» Soal 1
Ambil dari catatan di bawah baris-baris mulai dari baris yang memuat "localize 95 of" hingga baris yang memuat "candlestick <box>12 103 19 173</box>", kedua baris itu termasuk. Tuliskan kembali semuanya tanpa perubahan sedikit pun.

» Teks yang Disediakan
++++++++++

Dari delapan point diatas dapat pula disampaikan bahwa.  Ada “ruang sunyi” yang harus selalu di huni dan tidak boleh ditinggalkan oleh pendamping.  Melalui ruang-ruang sunyi inilah pendamping selalu meningkatkan kapasitasnya dan mengamalkan ilmu tersebut kepada yang didampinginya dengan memberi contoh kepada aktor terpilih yang ia dampingi (baca:  kader) yang akan maju ketengah gelanggang  bagaimana  berjuang untuk rakyat yang sesungguhnya.


Melalui ruang hampa pujian tersebut, pendamping harus mampu melantunkan puja-puji kepada Illahirobbi tanpa henti, layaknya seorang hamba yang sedang melakukan itikab yang jauh dari hingar bingar duniawi, untuk mempertebal ketaqwaan, mengharapkan pengampunan dari yang maha kuasa.

++++++++++

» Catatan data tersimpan

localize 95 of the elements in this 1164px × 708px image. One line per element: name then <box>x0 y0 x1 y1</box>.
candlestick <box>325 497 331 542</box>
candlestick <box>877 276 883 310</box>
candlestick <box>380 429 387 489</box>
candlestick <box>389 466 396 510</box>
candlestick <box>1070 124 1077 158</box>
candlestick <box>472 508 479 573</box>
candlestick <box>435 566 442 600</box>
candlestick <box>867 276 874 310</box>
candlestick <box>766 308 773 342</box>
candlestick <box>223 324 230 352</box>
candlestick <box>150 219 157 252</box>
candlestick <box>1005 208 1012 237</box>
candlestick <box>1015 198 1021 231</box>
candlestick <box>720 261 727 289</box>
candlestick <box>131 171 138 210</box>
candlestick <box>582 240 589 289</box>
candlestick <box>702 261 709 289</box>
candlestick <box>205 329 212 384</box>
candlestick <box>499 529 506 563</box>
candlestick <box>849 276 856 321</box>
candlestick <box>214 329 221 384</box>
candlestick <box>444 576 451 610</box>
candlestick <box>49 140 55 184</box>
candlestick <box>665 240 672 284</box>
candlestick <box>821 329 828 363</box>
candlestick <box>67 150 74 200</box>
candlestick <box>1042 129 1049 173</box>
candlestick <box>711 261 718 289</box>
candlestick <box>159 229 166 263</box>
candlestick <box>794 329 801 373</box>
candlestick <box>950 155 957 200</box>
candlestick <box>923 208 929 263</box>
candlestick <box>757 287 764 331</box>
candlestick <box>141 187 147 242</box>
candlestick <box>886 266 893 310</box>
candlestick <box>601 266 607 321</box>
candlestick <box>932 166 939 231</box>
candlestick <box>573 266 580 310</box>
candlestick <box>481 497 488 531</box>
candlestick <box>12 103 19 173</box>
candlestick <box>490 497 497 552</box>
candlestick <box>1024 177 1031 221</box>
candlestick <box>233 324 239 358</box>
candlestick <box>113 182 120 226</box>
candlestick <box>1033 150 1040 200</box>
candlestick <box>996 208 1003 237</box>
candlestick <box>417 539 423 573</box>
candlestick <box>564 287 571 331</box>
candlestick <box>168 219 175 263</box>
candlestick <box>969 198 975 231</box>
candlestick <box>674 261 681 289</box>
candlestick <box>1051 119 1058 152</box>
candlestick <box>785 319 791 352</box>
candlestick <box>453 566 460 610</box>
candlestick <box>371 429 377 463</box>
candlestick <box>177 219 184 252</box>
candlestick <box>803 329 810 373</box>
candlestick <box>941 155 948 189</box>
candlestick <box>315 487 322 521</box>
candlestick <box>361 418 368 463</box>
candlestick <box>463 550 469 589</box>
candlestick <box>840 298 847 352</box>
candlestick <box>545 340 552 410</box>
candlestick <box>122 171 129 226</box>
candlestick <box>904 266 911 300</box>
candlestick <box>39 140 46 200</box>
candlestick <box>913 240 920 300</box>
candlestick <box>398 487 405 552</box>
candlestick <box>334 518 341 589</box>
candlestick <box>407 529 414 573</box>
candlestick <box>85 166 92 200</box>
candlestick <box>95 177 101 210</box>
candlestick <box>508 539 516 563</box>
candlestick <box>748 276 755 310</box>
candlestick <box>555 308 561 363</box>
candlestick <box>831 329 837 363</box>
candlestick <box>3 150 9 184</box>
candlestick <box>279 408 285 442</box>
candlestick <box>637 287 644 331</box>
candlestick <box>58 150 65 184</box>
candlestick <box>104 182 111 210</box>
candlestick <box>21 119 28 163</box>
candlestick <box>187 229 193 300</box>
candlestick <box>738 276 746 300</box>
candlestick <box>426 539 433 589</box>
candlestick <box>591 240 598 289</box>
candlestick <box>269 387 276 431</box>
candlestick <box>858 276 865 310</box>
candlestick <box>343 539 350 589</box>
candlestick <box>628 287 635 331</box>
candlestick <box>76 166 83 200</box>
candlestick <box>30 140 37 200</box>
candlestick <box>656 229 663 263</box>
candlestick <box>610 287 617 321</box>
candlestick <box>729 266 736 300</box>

++++++++++

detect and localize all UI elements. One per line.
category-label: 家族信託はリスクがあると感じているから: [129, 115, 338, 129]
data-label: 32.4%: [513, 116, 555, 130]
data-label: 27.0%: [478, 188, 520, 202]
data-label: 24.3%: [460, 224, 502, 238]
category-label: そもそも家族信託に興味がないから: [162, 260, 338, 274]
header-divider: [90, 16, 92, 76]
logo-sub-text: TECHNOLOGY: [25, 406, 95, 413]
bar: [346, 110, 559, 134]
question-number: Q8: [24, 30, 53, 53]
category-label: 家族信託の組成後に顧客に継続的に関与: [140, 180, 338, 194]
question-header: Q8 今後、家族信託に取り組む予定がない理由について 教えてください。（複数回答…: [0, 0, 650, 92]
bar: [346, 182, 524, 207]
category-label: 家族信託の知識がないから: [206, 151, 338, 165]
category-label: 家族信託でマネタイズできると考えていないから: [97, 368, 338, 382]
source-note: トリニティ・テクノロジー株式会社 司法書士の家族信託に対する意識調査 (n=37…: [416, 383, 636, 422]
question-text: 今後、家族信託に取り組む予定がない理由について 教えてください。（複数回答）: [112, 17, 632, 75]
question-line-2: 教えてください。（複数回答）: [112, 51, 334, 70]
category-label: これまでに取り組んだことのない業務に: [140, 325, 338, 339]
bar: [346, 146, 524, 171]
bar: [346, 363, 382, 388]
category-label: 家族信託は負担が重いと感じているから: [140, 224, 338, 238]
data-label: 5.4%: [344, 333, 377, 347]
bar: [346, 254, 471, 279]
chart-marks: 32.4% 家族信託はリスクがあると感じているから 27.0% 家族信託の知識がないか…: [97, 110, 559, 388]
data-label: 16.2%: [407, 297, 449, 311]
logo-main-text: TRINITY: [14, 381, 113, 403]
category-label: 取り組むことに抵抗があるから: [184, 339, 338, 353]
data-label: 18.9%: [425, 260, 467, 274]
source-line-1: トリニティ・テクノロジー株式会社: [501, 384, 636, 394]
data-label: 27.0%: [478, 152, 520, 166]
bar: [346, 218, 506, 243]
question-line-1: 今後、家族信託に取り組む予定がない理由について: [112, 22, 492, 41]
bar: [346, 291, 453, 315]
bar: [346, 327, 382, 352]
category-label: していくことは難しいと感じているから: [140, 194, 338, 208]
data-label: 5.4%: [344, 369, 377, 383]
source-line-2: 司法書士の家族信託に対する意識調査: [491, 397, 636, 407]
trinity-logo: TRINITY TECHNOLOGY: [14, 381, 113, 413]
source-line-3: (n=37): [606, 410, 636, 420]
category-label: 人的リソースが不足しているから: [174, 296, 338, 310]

++++++++++

» Soal 2
Tuliskan lanjutan teks tentang ruang sunyi bagi pendamping di atas, dimulai setelah kalimat terakhirnya.

» Jawaban Tertulis 1
localize 95 of the elements in this 1164px × 708px image. One line per element: name then <box>x0 y0 x1 y1</box>.
candlestick <box>325 497 331 542</box>
candlestick <box>877 276 883 310</box>
candlestick <box>380 429 387 489</box>
candlestick <box>389 466 396 510</box>
candlestick <box>1070 124 1077 158</box>
candlestick <box>472 508 479 573</box>
candlestick <box>435 566 442 600</box>
candlestick <box>867 276 874 310</box>
candlestick <box>766 308 773 342</box>
candlestick <box>223 324 230 352</box>
candlestick <box>150 219 157 252</box>
candlestick <box>1005 208 1012 237</box>
candlestick <box>1015 198 1021 231</box>
candlestick <box>720 261 727 289</box>
candlestick <box>131 171 138 210</box>
candlestick <box>582 240 589 289</box>
candlestick <box>702 261 709 289</box>
candlestick <box>205 329 212 384</box>
candlestick <box>499 529 506 563</box>
candlestick <box>849 276 856 321</box>
candlestick <box>214 329 221 384</box>
candlestick <box>444 576 451 610</box>
candlestick <box>49 140 55 184</box>
candlestick <box>665 240 672 284</box>
candlestick <box>821 329 828 363</box>
candlestick <box>67 150 74 200</box>
candlestick <box>1042 129 1049 173</box>
candlestick <box>711 261 718 289</box>
candlestick <box>159 229 166 263</box>
candlestick <box>794 329 801 373</box>
candlestick <box>950 155 957 200</box>
candlestick <box>923 208 929 263</box>
candlestick <box>757 287 764 331</box>
candlestick <box>141 187 147 242</box>
candlestick <box>886 266 893 310</box>
candlestick <box>601 266 607 321</box>
candlestick <box>932 166 939 231</box>
candlestick <box>573 266 580 310</box>
candlestick <box>481 497 488 531</box>
candlestick <box>12 103 19 173</box>

» Jawaban Tertulis 2
Didalam beberapa  pandangan yang disampaikan oleh beberapa kawan diluar diskusi,   bahwa pendamping ibarat orang bersedekah yang harus ikhlas,  saat tangan kirinya berbuat, tangan kanan tidak boleh tahu, sehingga disaat pekerjaan selesai tidak ada lagi kalimat menghitung;  jika tidak karena saya/kami kalian tidak akan begini, jika bukan karena kami dana yang mengucur ke desa kalian tidak akan sebanyak ini, dan lain-lain.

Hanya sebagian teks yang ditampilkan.